Task directions: Which lines hold the word "JSON"? Copy each one.

(Dataset entries on figures)
--- BEGIN ---
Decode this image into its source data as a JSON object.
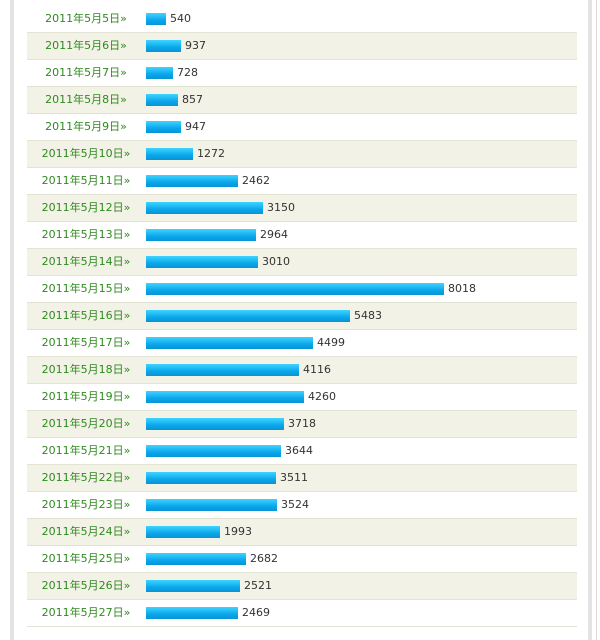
{
  "chart_data": {
    "type": "bar",
    "orientation": "horizontal",
    "categories": [
      "2011年5月5日»",
      "2011年5月6日»",
      "2011年5月7日»",
      "2011年5月8日»",
      "2011年5月9日»",
      "2011年5月10日»",
      "2011年5月11日»",
      "2011年5月12日»",
      "2011年5月13日»",
      "2011年5月14日»",
      "2011年5月15日»",
      "2011年5月16日»",
      "2011年5月17日»",
      "2011年5月18日»",
      "2011年5月19日»",
      "2011年5月20日»",
      "2011年5月21日»",
      "2011年5月22日»",
      "2011年5月23日»",
      "2011年5月24日»",
      "2011年5月25日»",
      "2011年5月26日»",
      "2011年5月27日»"
    ],
    "values": [
      540,
      937,
      728,
      857,
      947,
      1272,
      2462,
      3150,
      2964,
      3010,
      8018,
      5483,
      4499,
      4116,
      4260,
      3718,
      3644,
      3511,
      3524,
      1993,
      2682,
      2521,
      2469
    ],
    "bar_color": "#0aa7ea",
    "link_color": "#2f8a1f",
    "row_alt_color": "#f2f2e6"
  }
}
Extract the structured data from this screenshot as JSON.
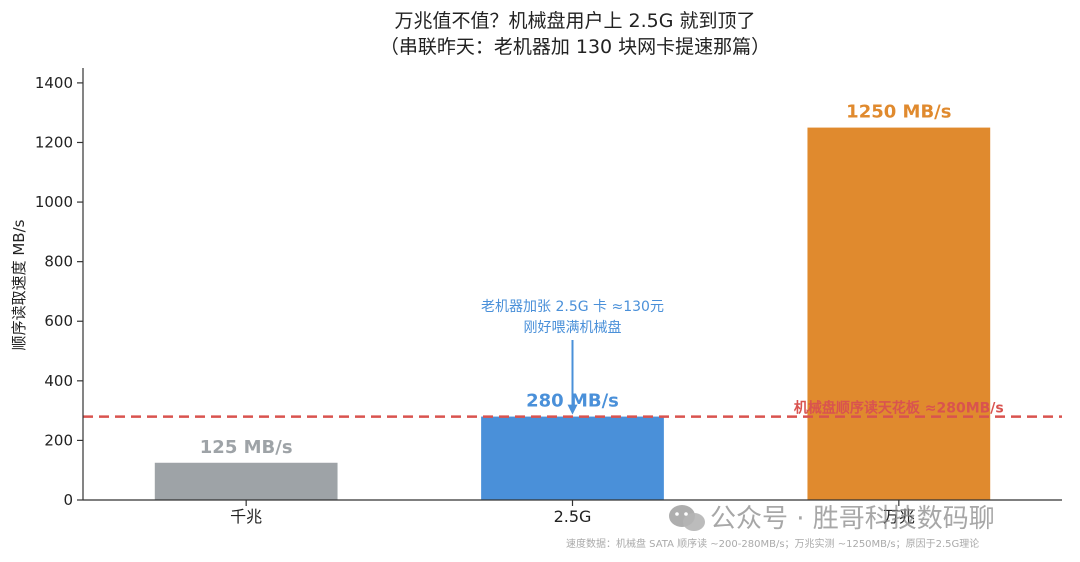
{
  "chart_data": {
    "type": "bar",
    "title": "万兆值不值？机械盘用户上 2.5G 就到顶了",
    "subtitle": "（串联昨天：老机器加 130 块网卡提速那篇）",
    "xlabel": "",
    "ylabel": "顺序读取速度 MB/s",
    "ylim": [
      0,
      1450
    ],
    "yticks": [
      0,
      200,
      400,
      600,
      800,
      1000,
      1200,
      1400
    ],
    "categories": [
      "千兆",
      "2.5G",
      "万兆"
    ],
    "values": [
      125,
      280,
      1250
    ],
    "colors": [
      "#9ea3a7",
      "#4a90d9",
      "#e08a2e"
    ],
    "value_labels": [
      "125 MB/s",
      "280 MB/s",
      "1250 MB/s"
    ],
    "reference_line": {
      "value": 280,
      "color": "#d9534f",
      "label": "机械盘顺序读天花板 ≈280MB/s"
    },
    "annotation": {
      "lines": [
        "老机器加张 2.5G 卡 ≈130元",
        "刚好喂满机械盘"
      ],
      "target_category": "2.5G",
      "color": "#4a90d9"
    },
    "grid": false,
    "legend": "none"
  },
  "watermark": "公众号 · 胜哥科技数码聊",
  "footnote": "速度数据：机械盘 SATA 顺序读 ~200-280MB/s；万兆实测 ~1250MB/s；原因于2.5G理论"
}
--- END ---
Expected output:
Decode this image into its source data as a JSON object.
Extract the structured data from this screenshot as JSON.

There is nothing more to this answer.